— Start of RECORDS SHOWN —

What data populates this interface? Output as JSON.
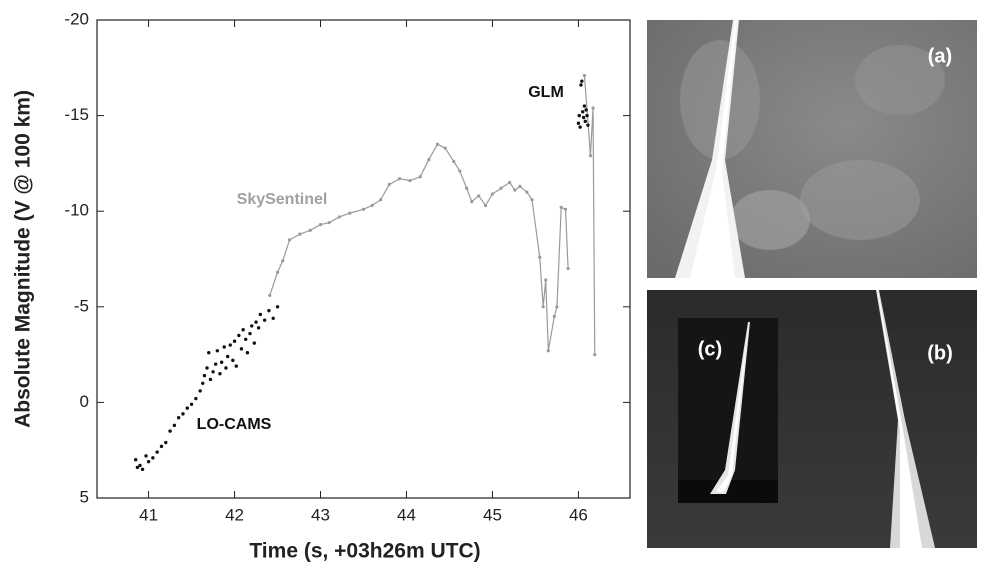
{
  "chart_data": {
    "type": "line",
    "x_label": "Time (s, +03h26m UTC)",
    "y_label": "Absolute Magnitude  (V @ 100 km)",
    "xlim": [
      40.4,
      46.6
    ],
    "xticks": [
      41,
      42,
      43,
      44,
      45,
      46
    ],
    "ylim": [
      5,
      -20
    ],
    "yticks": [
      -20,
      -15,
      -10,
      -5,
      0,
      5
    ],
    "series": [
      {
        "name": "SkySentinel",
        "type": "line",
        "color": "#9a9a9a",
        "x": [
          42.41,
          42.5,
          42.56,
          42.64,
          42.76,
          42.88,
          43.0,
          43.1,
          43.22,
          43.34,
          43.5,
          43.6,
          43.7,
          43.8,
          43.92,
          44.04,
          44.16,
          44.26,
          44.36,
          44.45,
          44.55,
          44.62,
          44.7,
          44.76,
          44.84,
          44.92,
          45.0,
          45.1,
          45.2,
          45.26,
          45.32,
          45.4,
          45.46,
          45.55,
          45.59,
          45.62,
          45.65,
          45.72,
          45.75,
          45.8,
          45.85,
          45.88,
          45.95,
          46.07,
          46.14,
          46.17,
          46.19
        ],
        "values": [
          -5.6,
          -6.8,
          -7.4,
          -8.5,
          -8.8,
          -9.0,
          -9.3,
          -9.4,
          -9.7,
          -9.9,
          -10.1,
          -10.3,
          -10.6,
          -11.4,
          -11.7,
          -11.6,
          -11.8,
          -12.7,
          -13.5,
          -13.3,
          -12.6,
          -12.1,
          -11.2,
          -10.5,
          -10.8,
          -10.3,
          -10.9,
          -11.2,
          -11.5,
          -11.1,
          -11.3,
          -11.0,
          -10.6,
          -7.6,
          -5.0,
          -6.4,
          -2.7,
          -4.5,
          -5.0,
          -10.2,
          -10.1,
          -7.0,
          null,
          -17.1,
          -12.9,
          -15.4,
          -2.5
        ]
      },
      {
        "name": "LO-CAMS",
        "type": "scatter",
        "color": "#111111",
        "x": [
          40.85,
          40.87,
          40.9,
          40.93,
          40.97,
          41.0,
          41.05,
          41.1,
          41.15,
          41.2,
          41.25,
          41.3,
          41.35,
          41.4,
          41.45,
          41.5,
          41.55,
          41.6,
          41.63,
          41.65,
          41.68,
          41.7,
          41.72,
          41.75,
          41.78,
          41.8,
          41.83,
          41.85,
          41.88,
          41.9,
          41.92,
          41.95,
          41.98,
          42.0,
          42.02,
          42.05,
          42.08,
          42.1,
          42.13,
          42.15,
          42.18,
          42.2,
          42.23,
          42.25,
          42.28,
          42.3,
          42.35,
          42.4,
          42.45,
          42.5
        ],
        "values": [
          3.0,
          3.4,
          3.3,
          3.5,
          2.8,
          3.1,
          2.9,
          2.6,
          2.3,
          2.1,
          1.5,
          1.2,
          0.8,
          0.6,
          0.3,
          0.1,
          -0.2,
          -0.6,
          -1.0,
          -1.4,
          -1.8,
          -2.6,
          -1.2,
          -1.6,
          -2.0,
          -2.7,
          -1.5,
          -2.1,
          -2.9,
          -1.8,
          -2.4,
          -3.0,
          -2.2,
          -3.2,
          -1.9,
          -3.5,
          -2.8,
          -3.8,
          -3.3,
          -2.6,
          -3.6,
          -4.0,
          -3.1,
          -4.2,
          -3.9,
          -4.6,
          -4.3,
          -4.8,
          -4.4,
          -5.0
        ]
      },
      {
        "name": "GLM",
        "type": "scatter",
        "color": "#111111",
        "x": [
          46.0,
          46.01,
          46.02,
          46.03,
          46.04,
          46.05,
          46.06,
          46.07,
          46.08,
          46.09,
          46.1,
          46.11
        ],
        "values": [
          -14.6,
          -15.0,
          -14.4,
          -16.6,
          -16.8,
          -15.2,
          -14.9,
          -15.5,
          -14.7,
          -15.3,
          -15.0,
          -14.5
        ]
      }
    ]
  },
  "panels": [
    {
      "label": "(a)"
    },
    {
      "label": "(b)"
    },
    {
      "label": "(c)"
    }
  ]
}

— End of RECORDS SHOWN —

WRITTEN INSTRUCTION ▸
Pick out the lines above containing the word "type", then copy them.

SOLUTION ▸
    "type": "line",
        "type": "line",
        "type": "scatter",
        "type": "scatter",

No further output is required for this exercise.